→ What is being asked:
Render the material again word for word, skipping the pictures in it.

→ Supplied data:
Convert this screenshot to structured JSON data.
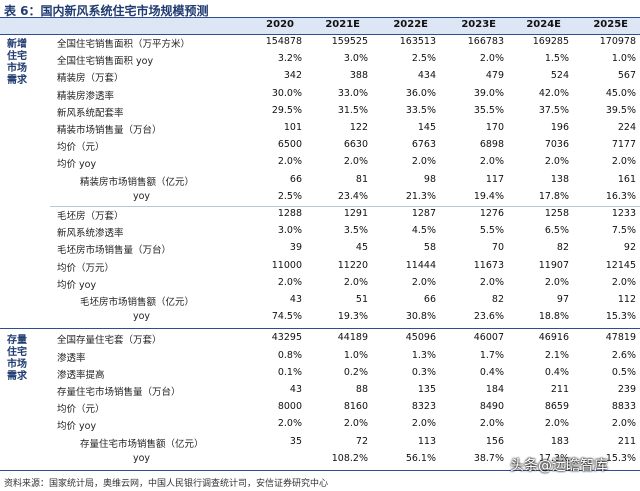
{
  "title": "表 6：国内新风系统住宅市场规模预测",
  "columns": [
    "2020",
    "2021E",
    "2022E",
    "2023E",
    "2024E",
    "2025E"
  ],
  "groups": [
    {
      "label": "新增住宅市场需求",
      "rows": [
        {
          "label": "全国住宅销售面积（万平方米）",
          "values": [
            "154878",
            "159525",
            "163513",
            "166783",
            "169285",
            "170978"
          ]
        },
        {
          "label": "全国住宅销售面积 yoy",
          "values": [
            "3.2%",
            "3.0%",
            "2.5%",
            "2.0%",
            "1.5%",
            "1.0%"
          ]
        },
        {
          "label": "精装房（万套）",
          "values": [
            "342",
            "388",
            "434",
            "479",
            "524",
            "567"
          ]
        },
        {
          "label": "精装房渗透率",
          "values": [
            "30.0%",
            "33.0%",
            "36.0%",
            "39.0%",
            "42.0%",
            "45.0%"
          ]
        },
        {
          "label": "新风系统配套率",
          "values": [
            "29.5%",
            "31.5%",
            "33.5%",
            "35.5%",
            "37.5%",
            "39.5%"
          ]
        },
        {
          "label": "精装市场销售量（万台）",
          "values": [
            "101",
            "122",
            "145",
            "170",
            "196",
            "224"
          ]
        },
        {
          "label": "均价（元）",
          "values": [
            "6500",
            "6630",
            "6763",
            "6898",
            "7036",
            "7177"
          ]
        },
        {
          "label": "均价 yoy",
          "values": [
            "2.0%",
            "2.0%",
            "2.0%",
            "2.0%",
            "2.0%",
            "2.0%"
          ]
        },
        {
          "label": "精装房市场销售额（亿元）",
          "values": [
            "66",
            "81",
            "98",
            "117",
            "138",
            "161"
          ]
        },
        {
          "label": "yoy",
          "values": [
            "2.5%",
            "23.4%",
            "21.3%",
            "19.4%",
            "17.8%",
            "16.3%"
          ]
        },
        {
          "label": "毛坯房（万套）",
          "values": [
            "1288",
            "1291",
            "1287",
            "1276",
            "1258",
            "1233"
          ]
        },
        {
          "label": "新风系统渗透率",
          "values": [
            "3.0%",
            "3.5%",
            "4.5%",
            "5.5%",
            "6.5%",
            "7.5%"
          ]
        },
        {
          "label": "毛坯房市场销售量（万台）",
          "values": [
            "39",
            "45",
            "58",
            "70",
            "82",
            "92"
          ]
        },
        {
          "label": "均价（万元）",
          "values": [
            "11000",
            "11220",
            "11444",
            "11673",
            "11907",
            "12145"
          ]
        },
        {
          "label": "均价 yoy",
          "values": [
            "2.0%",
            "2.0%",
            "2.0%",
            "2.0%",
            "2.0%",
            "2.0%"
          ]
        },
        {
          "label": "毛坯房市场销售额（亿元）",
          "values": [
            "43",
            "51",
            "66",
            "82",
            "97",
            "112"
          ]
        },
        {
          "label": "yoy",
          "values": [
            "74.5%",
            "19.3%",
            "30.8%",
            "23.6%",
            "18.8%",
            "15.3%"
          ]
        }
      ]
    },
    {
      "label": "存量住宅市场需求",
      "rows": [
        {
          "label": "全国存量住宅套（万套）",
          "values": [
            "43295",
            "44189",
            "45096",
            "46007",
            "46916",
            "47819"
          ]
        },
        {
          "label": "渗透率",
          "values": [
            "0.8%",
            "1.0%",
            "1.3%",
            "1.7%",
            "2.1%",
            "2.6%"
          ]
        },
        {
          "label": "渗透率提高",
          "values": [
            "0.1%",
            "0.2%",
            "0.3%",
            "0.4%",
            "0.4%",
            "0.5%"
          ]
        },
        {
          "label": "存量住宅市场销售量（万台）",
          "values": [
            "43",
            "88",
            "135",
            "184",
            "211",
            "239"
          ]
        },
        {
          "label": "均价（元）",
          "values": [
            "8000",
            "8160",
            "8323",
            "8490",
            "8659",
            "8833"
          ]
        },
        {
          "label": "均价 yoy",
          "values": [
            "2.0%",
            "2.0%",
            "2.0%",
            "2.0%",
            "2.0%",
            "2.0%"
          ]
        },
        {
          "label": "存量住宅市场销售额（亿元）",
          "values": [
            "35",
            "72",
            "113",
            "156",
            "183",
            "211"
          ]
        },
        {
          "label": "yoy",
          "values": [
            null,
            "108.2%",
            "56.1%",
            "38.7%",
            "17.3%",
            "15.3%"
          ]
        }
      ]
    }
  ],
  "footer": "资料来源：国家统计局，奥维云网，中国人民银行调查统计司，安信证券研究中心",
  "watermark": "头条@远瞻智库"
}
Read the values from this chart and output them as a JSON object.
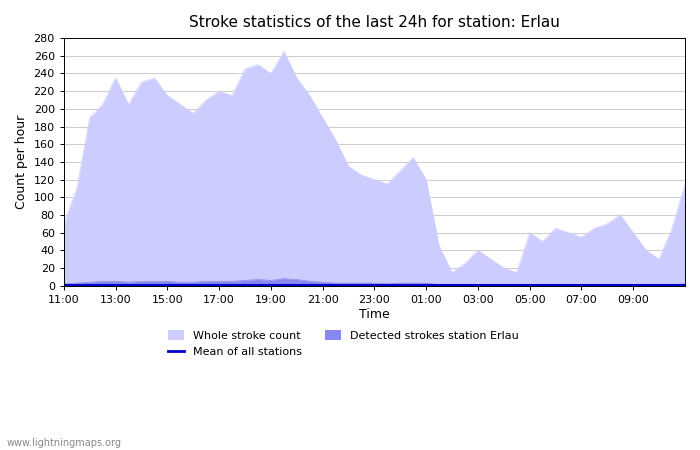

→ Full answer:
Convert this screenshot to structured JSON data.
{
  "title": "表 6：国内新风系统住宅市场规模预测",
  "columns": [
    "2020",
    "2021E",
    "2022E",
    "2023E",
    "2024E",
    "2025E"
  ],
  "groups": [
    {
      "label": "新增住宅市场需求",
      "rows": [
        {
          "label": "全国住宅销售面积（万平方米）",
          "values": [
            "154878",
            "159525",
            "163513",
            "166783",
            "169285",
            "170978"
          ]
        },
        {
          "label": "全国住宅销售面积 yoy",
          "values": [
            "3.2%",
            "3.0%",
            "2.5%",
            "2.0%",
            "1.5%",
            "1.0%"
          ]
        },
        {
          "label": "精装房（万套）",
          "values": [
            "342",
            "388",
            "434",
            "479",
            "524",
            "567"
          ]
        },
        {
          "label": "精装房渗透率",
          "values": [
            "30.0%",
            "33.0%",
            "36.0%",
            "39.0%",
            "42.0%",
            "45.0%"
          ]
        },
        {
          "label": "新风系统配套率",
          "values": [
            "29.5%",
            "31.5%",
            "33.5%",
            "35.5%",
            "37.5%",
            "39.5%"
          ]
        },
        {
          "label": "精装市场销售量（万台）",
          "values": [
            "101",
            "122",
            "145",
            "170",
            "196",
            "224"
          ]
        },
        {
          "label": "均价（元）",
          "values": [
            "6500",
            "6630",
            "6763",
            "6898",
            "7036",
            "7177"
          ]
        },
        {
          "label": "均价 yoy",
          "values": [
            "2.0%",
            "2.0%",
            "2.0%",
            "2.0%",
            "2.0%",
            "2.0%"
          ]
        },
        {
          "label": "精装房市场销售额（亿元）",
          "values": [
            "66",
            "81",
            "98",
            "117",
            "138",
            "161"
          ]
        },
        {
          "label": "yoy",
          "values": [
            "2.5%",
            "23.4%",
            "21.3%",
            "19.4%",
            "17.8%",
            "16.3%"
          ]
        },
        {
          "label": "毛坯房（万套）",
          "values": [
            "1288",
            "1291",
            "1287",
            "1276",
            "1258",
            "1233"
          ]
        },
        {
          "label": "新风系统渗透率",
          "values": [
            "3.0%",
            "3.5%",
            "4.5%",
            "5.5%",
            "6.5%",
            "7.5%"
          ]
        },
        {
          "label": "毛坯房市场销售量（万台）",
          "values": [
            "39",
            "45",
            "58",
            "70",
            "82",
            "92"
          ]
        },
        {
          "label": "均价（万元）",
          "values": [
            "11000",
            "11220",
            "11444",
            "11673",
            "11907",
            "12145"
          ]
        },
        {
          "label": "均价 yoy",
          "values": [
            "2.0%",
            "2.0%",
            "2.0%",
            "2.0%",
            "2.0%",
            "2.0%"
          ]
        },
        {
          "label": "毛坯房市场销售额（亿元）",
          "values": [
            "43",
            "51",
            "66",
            "82",
            "97",
            "112"
          ]
        },
        {
          "label": "yoy",
          "values": [
            "74.5%",
            "19.3%",
            "30.8%",
            "23.6%",
            "18.8%",
            "15.3%"
          ]
        }
      ]
    },
    {
      "label": "存量住宅市场需求",
      "rows": [
        {
          "label": "全国存量住宅套（万套）",
          "values": [
            "43295",
            "44189",
            "45096",
            "46007",
            "46916",
            "47819"
          ]
        },
        {
          "label": "渗透率",
          "values": [
            "0.8%",
            "1.0%",
            "1.3%",
            "1.7%",
            "2.1%",
            "2.6%"
          ]
        },
        {
          "label": "渗透率提高",
          "values": [
            "0.1%",
            "0.2%",
            "0.3%",
            "0.4%",
            "0.4%",
            "0.5%"
          ]
        },
        {
          "label": "存量住宅市场销售量（万台）",
          "values": [
            "43",
            "88",
            "135",
            "184",
            "211",
            "239"
          ]
        },
        {
          "label": "均价（元）",
          "values": [
            "8000",
            "8160",
            "8323",
            "8490",
            "8659",
            "8833"
          ]
        },
        {
          "label": "均价 yoy",
          "values": [
            "2.0%",
            "2.0%",
            "2.0%",
            "2.0%",
            "2.0%",
            "2.0%"
          ]
        },
        {
          "label": "存量住宅市场销售额（亿元）",
          "values": [
            "35",
            "72",
            "113",
            "156",
            "183",
            "211"
          ]
        },
        {
          "label": "yoy",
          "values": [
            null,
            "108.2%",
            "56.1%",
            "38.7%",
            "17.3%",
            "15.3%"
          ]
        }
      ]
    }
  ],
  "footer": "资料来源：国家统计局，奥维云网，中国人民银行调查统计司，安信证券研究中心",
  "watermark": "头条@远瞻智库"
}
Read the values from this chart and output them as a JSON object.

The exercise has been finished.